* begin Data provided *

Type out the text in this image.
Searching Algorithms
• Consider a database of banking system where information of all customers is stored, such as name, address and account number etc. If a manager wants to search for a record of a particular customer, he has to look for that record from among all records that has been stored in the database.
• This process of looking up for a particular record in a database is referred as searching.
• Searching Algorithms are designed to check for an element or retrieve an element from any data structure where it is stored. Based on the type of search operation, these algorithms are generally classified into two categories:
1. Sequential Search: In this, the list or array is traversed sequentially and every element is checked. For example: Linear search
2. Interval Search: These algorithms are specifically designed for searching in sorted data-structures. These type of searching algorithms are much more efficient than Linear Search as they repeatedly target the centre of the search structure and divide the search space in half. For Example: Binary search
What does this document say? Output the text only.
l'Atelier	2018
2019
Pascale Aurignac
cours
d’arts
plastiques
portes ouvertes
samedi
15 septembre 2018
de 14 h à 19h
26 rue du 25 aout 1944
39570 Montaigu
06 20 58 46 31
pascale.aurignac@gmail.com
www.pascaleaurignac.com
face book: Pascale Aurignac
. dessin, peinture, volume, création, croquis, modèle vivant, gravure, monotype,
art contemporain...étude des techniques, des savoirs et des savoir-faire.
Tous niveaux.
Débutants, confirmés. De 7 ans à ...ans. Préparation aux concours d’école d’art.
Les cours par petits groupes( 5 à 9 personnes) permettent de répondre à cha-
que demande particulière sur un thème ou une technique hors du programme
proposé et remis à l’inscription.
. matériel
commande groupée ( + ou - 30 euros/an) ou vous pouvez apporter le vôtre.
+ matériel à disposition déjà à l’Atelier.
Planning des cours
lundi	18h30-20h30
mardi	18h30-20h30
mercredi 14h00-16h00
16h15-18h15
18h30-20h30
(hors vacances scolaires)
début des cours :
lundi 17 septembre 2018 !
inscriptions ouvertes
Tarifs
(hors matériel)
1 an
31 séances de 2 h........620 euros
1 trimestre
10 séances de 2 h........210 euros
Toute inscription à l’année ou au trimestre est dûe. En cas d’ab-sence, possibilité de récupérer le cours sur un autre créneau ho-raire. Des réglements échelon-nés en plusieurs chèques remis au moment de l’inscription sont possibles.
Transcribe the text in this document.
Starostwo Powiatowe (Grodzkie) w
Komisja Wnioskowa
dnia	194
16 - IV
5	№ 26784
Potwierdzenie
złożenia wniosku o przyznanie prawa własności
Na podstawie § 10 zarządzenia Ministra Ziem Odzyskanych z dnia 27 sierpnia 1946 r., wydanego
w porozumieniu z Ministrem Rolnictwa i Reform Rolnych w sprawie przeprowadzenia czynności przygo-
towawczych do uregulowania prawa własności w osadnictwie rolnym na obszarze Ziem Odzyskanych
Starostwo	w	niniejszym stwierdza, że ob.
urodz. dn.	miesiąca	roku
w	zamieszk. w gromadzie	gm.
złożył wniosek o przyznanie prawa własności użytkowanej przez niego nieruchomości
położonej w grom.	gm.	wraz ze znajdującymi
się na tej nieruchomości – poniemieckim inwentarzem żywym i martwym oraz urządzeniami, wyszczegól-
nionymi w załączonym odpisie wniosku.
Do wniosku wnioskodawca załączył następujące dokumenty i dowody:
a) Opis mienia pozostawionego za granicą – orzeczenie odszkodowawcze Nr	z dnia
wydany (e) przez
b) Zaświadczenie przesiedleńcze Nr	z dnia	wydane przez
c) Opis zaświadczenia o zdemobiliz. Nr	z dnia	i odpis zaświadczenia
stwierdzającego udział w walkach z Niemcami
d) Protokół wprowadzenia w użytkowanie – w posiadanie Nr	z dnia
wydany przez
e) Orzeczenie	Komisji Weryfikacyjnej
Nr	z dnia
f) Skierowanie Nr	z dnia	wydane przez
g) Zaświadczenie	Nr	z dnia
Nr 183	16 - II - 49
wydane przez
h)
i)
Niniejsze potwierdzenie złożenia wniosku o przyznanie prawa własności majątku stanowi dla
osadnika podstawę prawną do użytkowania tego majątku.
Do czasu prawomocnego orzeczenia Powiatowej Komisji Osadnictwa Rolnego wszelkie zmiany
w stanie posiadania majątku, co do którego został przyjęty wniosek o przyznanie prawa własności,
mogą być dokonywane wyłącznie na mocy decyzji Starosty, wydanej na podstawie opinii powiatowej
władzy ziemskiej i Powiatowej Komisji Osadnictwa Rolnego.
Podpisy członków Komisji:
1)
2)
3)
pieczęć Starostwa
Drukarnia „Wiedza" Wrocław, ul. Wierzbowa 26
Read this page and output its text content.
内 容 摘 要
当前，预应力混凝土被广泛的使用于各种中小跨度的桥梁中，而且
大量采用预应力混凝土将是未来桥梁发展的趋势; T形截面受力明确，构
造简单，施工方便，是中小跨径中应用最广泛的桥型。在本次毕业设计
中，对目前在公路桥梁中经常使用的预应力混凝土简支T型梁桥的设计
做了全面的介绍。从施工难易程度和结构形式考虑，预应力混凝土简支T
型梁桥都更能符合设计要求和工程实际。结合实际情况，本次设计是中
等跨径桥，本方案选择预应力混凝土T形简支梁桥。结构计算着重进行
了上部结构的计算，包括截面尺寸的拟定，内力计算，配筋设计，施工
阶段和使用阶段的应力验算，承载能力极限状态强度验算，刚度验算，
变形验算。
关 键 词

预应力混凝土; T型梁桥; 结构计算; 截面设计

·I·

* end Data provided *

Given problem >> Return all of the entries word for word.

Final answer >>
Type out the text in this image.
Searching Algorithms
• Consider a database of banking system where information of all customers is stored, such as name, address and account number etc. If a manager wants to search for a record of a particular customer, he has to look for that record from among all records that has been stored in the database.
• This process of looking up for a particular record in a database is referred as searching.
• Searching Algorithms are designed to check for an element or retrieve an element from any data structure where it is stored. Based on the type of search operation, these algorithms are generally classified into two categories:
1. Sequential Search: In this, the list or array is traversed sequentially and every element is checked. For example: Linear search
2. Interval Search: These algorithms are specifically designed for searching in sorted data-structures. These type of searching algorithms are much more efficient than Linear Search as they repeatedly target the centre of the search structure and divide the search space in half. For Example: Binary search
What does this document say? Output the text only.
l'Atelier	2018
2019
Pascale Aurignac
cours
d’arts
plastiques
portes ouvertes
samedi
15 septembre 2018
de 14 h à 19h
26 rue du 25 aout 1944
39570 Montaigu
06 20 58 46 31
pascale.aurignac@gmail.com
www.pascaleaurignac.com
face book: Pascale Aurignac
. dessin, peinture, volume, création, croquis, modèle vivant, gravure, monotype,
art contemporain...étude des techniques, des savoirs et des savoir-faire.
Tous niveaux.
Débutants, confirmés. De 7 ans à ...ans. Préparation aux concours d’école d’art.
Les cours par petits groupes( 5 à 9 personnes) permettent de répondre à cha-
que demande particulière sur un thème ou une technique hors du programme
proposé et remis à l’inscription.
. matériel
commande groupée ( + ou - 30 euros/an) ou vous pouvez apporter le vôtre.
+ matériel à disposition déjà à l’Atelier.
Planning des cours
lundi	18h30-20h30
mardi	18h30-20h30
mercredi 14h00-16h00
16h15-18h15
18h30-20h30
(hors vacances scolaires)
début des cours :
lundi 17 septembre 2018 !
inscriptions ouvertes
Tarifs
(hors matériel)
1 an
31 séances de 2 h........620 euros
1 trimestre
10 séances de 2 h........210 euros
Toute inscription à l’année ou au trimestre est dûe. En cas d’ab-sence, possibilité de récupérer le cours sur un autre créneau ho-raire. Des réglements échelon-nés en plusieurs chèques remis au moment de l’inscription sont possibles.
Transcribe the text in this document.
Starostwo Powiatowe (Grodzkie) w
Komisja Wnioskowa
dnia	194
16 - IV
5	№ 26784
Potwierdzenie
złożenia wniosku o przyznanie prawa własności
Na podstawie § 10 zarządzenia Ministra Ziem Odzyskanych z dnia 27 sierpnia 1946 r., wydanego
w porozumieniu z Ministrem Rolnictwa i Reform Rolnych w sprawie przeprowadzenia czynności przygo-
towawczych do uregulowania prawa własności w osadnictwie rolnym na obszarze Ziem Odzyskanych
Starostwo	w	niniejszym stwierdza, że ob.
urodz. dn.	miesiąca	roku
w	zamieszk. w gromadzie	gm.
złożył wniosek o przyznanie prawa własności użytkowanej przez niego nieruchomości
położonej w grom.	gm.	wraz ze znajdującymi
się na tej nieruchomości – poniemieckim inwentarzem żywym i martwym oraz urządzeniami, wyszczegól-
nionymi w załączonym odpisie wniosku.
Do wniosku wnioskodawca załączył następujące dokumenty i dowody:
a) Opis mienia pozostawionego za granicą – orzeczenie odszkodowawcze Nr	z dnia
wydany (e) przez
b) Zaświadczenie przesiedleńcze Nr	z dnia	wydane przez
c) Opis zaświadczenia o zdemobiliz. Nr	z dnia	i odpis zaświadczenia
stwierdzającego udział w walkach z Niemcami
d) Protokół wprowadzenia w użytkowanie – w posiadanie Nr	z dnia
wydany przez
e) Orzeczenie	Komisji Weryfikacyjnej
Nr	z dnia
f) Skierowanie Nr	z dnia	wydane przez
g) Zaświadczenie	Nr	z dnia
Nr 183	16 - II - 49
wydane przez
h)
i)
Niniejsze potwierdzenie złożenia wniosku o przyznanie prawa własności majątku stanowi dla
osadnika podstawę prawną do użytkowania tego majątku.
Do czasu prawomocnego orzeczenia Powiatowej Komisji Osadnictwa Rolnego wszelkie zmiany
w stanie posiadania majątku, co do którego został przyjęty wniosek o przyznanie prawa własności,
mogą być dokonywane wyłącznie na mocy decyzji Starosty, wydanej na podstawie opinii powiatowej
władzy ziemskiej i Powiatowej Komisji Osadnictwa Rolnego.
Podpisy członków Komisji:
1)
2)
3)
pieczęć Starostwa
Drukarnia „Wiedza" Wrocław, ul. Wierzbowa 26
Read this page and output its text content.
内 容 摘 要
当前，预应力混凝土被广泛的使用于各种中小跨度的桥梁中，而且
大量采用预应力混凝土将是未来桥梁发展的趋势; T形截面受力明确，构
造简单，施工方便，是中小跨径中应用最广泛的桥型。在本次毕业设计
中，对目前在公路桥梁中经常使用的预应力混凝土简支T型梁桥的设计
做了全面的介绍。从施工难易程度和结构形式考虑，预应力混凝土简支T
型梁桥都更能符合设计要求和工程实际。结合实际情况，本次设计是中
等跨径桥，本方案选择预应力混凝土T形简支梁桥。结构计算着重进行
了上部结构的计算，包括截面尺寸的拟定，内力计算，配筋设计，施工
阶段和使用阶段的应力验算，承载能力极限状态强度验算，刚度验算，
变形验算。
关 键 词

预应力混凝土; T型梁桥; 结构计算; 截面设计

·I·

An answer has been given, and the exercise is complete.